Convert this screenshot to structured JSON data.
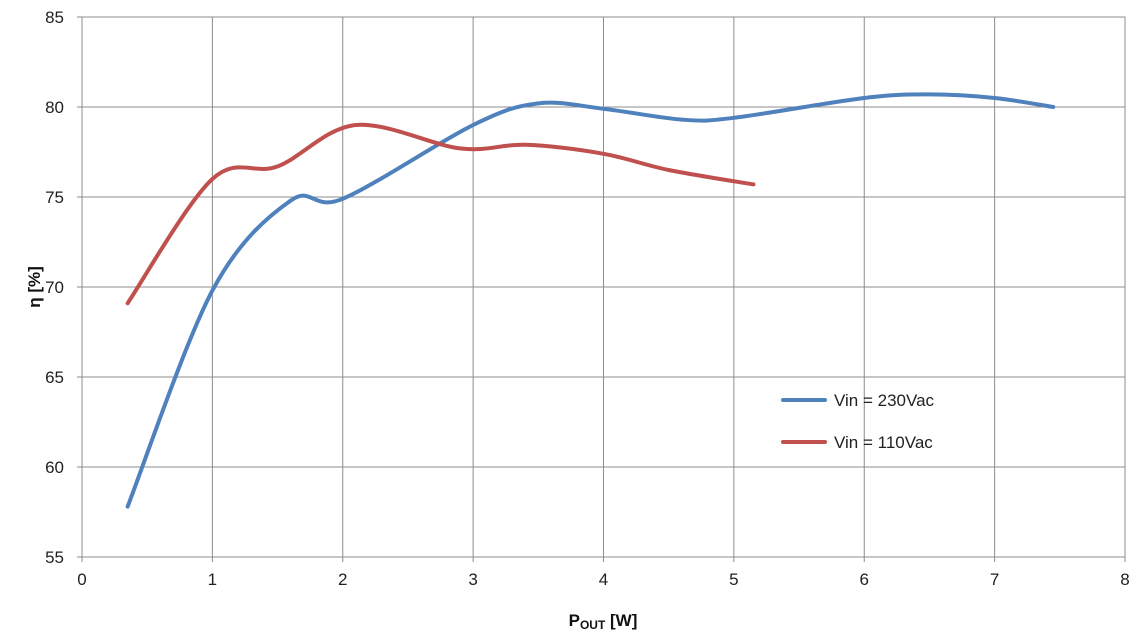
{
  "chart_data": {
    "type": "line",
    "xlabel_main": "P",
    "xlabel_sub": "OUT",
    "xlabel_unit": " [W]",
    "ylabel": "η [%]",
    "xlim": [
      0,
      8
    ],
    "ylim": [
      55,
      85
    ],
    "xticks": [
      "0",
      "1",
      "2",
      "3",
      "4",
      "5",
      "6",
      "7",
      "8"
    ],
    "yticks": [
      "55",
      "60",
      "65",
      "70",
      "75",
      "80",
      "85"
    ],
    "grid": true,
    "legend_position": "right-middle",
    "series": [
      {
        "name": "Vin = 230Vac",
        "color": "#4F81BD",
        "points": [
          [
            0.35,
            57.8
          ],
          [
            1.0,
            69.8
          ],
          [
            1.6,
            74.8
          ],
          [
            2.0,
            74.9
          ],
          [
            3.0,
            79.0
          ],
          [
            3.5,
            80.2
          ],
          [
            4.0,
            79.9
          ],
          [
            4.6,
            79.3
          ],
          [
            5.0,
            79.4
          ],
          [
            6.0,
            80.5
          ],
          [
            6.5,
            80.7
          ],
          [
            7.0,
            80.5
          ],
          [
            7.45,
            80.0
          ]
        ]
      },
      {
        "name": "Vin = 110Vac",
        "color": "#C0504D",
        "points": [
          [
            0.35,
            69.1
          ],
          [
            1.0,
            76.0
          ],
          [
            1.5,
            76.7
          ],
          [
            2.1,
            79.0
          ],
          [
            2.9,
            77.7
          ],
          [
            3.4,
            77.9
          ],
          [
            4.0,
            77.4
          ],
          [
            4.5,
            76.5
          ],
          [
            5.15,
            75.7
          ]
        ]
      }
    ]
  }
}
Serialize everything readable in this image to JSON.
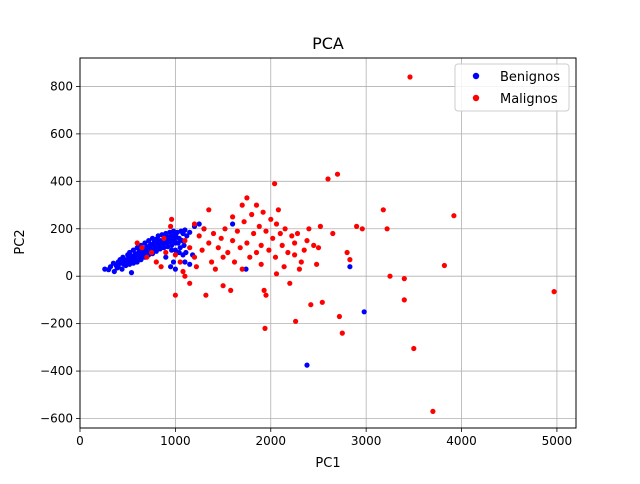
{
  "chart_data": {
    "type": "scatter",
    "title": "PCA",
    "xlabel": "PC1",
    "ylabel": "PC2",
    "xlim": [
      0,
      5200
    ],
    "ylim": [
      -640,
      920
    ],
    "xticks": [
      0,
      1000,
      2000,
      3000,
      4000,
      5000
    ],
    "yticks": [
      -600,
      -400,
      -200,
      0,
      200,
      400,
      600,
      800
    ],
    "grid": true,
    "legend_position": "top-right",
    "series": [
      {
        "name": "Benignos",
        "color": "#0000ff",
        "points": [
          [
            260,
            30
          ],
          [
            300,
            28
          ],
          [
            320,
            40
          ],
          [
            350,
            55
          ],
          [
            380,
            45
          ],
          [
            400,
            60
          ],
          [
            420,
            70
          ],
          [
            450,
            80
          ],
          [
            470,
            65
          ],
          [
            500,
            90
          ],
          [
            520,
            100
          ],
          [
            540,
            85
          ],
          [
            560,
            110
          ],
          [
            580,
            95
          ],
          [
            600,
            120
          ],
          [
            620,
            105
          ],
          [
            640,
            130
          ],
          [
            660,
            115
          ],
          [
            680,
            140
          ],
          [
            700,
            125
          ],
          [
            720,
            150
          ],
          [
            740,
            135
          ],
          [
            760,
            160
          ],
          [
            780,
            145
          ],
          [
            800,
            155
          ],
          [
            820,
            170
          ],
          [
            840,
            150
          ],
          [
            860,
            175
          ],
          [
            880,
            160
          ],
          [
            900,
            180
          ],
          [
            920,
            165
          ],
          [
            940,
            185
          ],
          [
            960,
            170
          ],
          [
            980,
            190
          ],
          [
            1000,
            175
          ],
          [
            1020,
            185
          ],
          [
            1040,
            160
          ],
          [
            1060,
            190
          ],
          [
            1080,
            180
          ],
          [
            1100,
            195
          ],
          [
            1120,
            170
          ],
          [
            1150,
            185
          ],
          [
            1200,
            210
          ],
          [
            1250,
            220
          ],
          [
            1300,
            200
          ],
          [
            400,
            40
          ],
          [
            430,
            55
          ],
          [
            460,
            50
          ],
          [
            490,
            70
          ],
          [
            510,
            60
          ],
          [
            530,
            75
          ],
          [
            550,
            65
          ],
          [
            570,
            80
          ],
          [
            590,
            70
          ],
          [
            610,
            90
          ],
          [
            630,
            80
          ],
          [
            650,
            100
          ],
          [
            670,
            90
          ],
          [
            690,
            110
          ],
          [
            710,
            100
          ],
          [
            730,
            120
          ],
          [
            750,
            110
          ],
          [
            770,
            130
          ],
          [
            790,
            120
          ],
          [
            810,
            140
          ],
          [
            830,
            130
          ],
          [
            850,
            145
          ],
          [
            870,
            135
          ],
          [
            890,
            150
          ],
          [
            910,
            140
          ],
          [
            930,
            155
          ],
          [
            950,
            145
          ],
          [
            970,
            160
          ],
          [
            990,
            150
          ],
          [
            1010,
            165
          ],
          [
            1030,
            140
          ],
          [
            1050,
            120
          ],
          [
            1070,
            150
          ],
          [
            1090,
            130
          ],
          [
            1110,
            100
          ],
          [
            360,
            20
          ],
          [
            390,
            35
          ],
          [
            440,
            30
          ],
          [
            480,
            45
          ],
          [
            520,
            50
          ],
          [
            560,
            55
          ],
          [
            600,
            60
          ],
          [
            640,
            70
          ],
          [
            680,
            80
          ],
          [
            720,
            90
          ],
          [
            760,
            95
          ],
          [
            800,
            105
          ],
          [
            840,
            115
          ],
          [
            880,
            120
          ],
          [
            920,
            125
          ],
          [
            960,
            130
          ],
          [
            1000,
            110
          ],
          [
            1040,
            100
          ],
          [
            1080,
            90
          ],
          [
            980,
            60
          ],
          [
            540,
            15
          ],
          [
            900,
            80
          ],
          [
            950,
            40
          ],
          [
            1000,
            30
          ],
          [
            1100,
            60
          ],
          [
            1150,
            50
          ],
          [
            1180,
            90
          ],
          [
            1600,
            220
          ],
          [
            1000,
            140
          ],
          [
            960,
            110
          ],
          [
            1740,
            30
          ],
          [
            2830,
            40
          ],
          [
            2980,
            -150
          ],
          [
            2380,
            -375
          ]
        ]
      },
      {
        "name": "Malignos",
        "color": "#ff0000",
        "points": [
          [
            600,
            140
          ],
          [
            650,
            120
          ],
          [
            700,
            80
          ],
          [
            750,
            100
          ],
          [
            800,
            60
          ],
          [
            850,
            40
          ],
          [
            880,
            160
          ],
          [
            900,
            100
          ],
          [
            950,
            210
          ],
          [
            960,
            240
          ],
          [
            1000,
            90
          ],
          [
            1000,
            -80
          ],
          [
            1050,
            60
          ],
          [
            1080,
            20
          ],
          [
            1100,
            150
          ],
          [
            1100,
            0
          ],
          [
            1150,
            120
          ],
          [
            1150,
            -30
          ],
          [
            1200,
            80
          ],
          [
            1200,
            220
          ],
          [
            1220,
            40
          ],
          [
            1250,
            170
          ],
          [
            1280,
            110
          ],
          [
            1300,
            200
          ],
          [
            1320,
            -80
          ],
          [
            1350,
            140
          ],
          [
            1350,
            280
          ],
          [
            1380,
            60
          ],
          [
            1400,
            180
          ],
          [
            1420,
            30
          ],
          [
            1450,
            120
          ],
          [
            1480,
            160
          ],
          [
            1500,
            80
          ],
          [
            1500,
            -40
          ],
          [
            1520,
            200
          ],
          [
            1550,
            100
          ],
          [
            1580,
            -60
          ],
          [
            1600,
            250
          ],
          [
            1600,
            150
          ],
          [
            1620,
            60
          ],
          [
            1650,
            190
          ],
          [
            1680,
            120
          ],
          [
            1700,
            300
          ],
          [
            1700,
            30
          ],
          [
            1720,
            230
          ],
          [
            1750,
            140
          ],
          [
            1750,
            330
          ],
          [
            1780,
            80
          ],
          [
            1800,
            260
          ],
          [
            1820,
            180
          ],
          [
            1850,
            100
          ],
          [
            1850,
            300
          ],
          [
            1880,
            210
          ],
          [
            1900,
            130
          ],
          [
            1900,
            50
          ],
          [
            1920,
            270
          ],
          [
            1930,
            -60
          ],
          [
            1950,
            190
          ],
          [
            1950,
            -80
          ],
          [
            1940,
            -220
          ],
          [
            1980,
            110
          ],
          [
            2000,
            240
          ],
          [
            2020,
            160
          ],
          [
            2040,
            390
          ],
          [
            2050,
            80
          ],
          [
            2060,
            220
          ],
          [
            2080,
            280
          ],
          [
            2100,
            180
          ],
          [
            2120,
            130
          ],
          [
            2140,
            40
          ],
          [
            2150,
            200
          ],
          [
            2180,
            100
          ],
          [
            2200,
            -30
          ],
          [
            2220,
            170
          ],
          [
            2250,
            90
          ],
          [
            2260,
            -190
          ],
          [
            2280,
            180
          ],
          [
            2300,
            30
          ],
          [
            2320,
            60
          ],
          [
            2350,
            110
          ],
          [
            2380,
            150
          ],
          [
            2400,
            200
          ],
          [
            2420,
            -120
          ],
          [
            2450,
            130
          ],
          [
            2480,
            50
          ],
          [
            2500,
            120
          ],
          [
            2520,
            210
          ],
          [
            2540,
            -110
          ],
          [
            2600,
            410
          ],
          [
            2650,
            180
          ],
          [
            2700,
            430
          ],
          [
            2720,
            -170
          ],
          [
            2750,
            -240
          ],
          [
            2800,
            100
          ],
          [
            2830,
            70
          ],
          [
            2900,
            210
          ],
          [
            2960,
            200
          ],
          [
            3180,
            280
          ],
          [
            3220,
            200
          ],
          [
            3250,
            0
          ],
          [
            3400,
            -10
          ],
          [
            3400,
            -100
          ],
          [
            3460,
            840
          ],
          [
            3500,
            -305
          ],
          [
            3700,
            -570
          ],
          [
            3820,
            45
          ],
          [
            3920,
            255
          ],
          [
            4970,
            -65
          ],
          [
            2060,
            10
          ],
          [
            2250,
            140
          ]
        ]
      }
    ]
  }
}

- _Given instruction_:
Scan the material above. Return every line containing the string "name".

- _Correct output_:
        "name": "Vin = 230Vac",
        "name": "Vin = 110Vac",
        "name": "Benignos",
        "name": "Malignos",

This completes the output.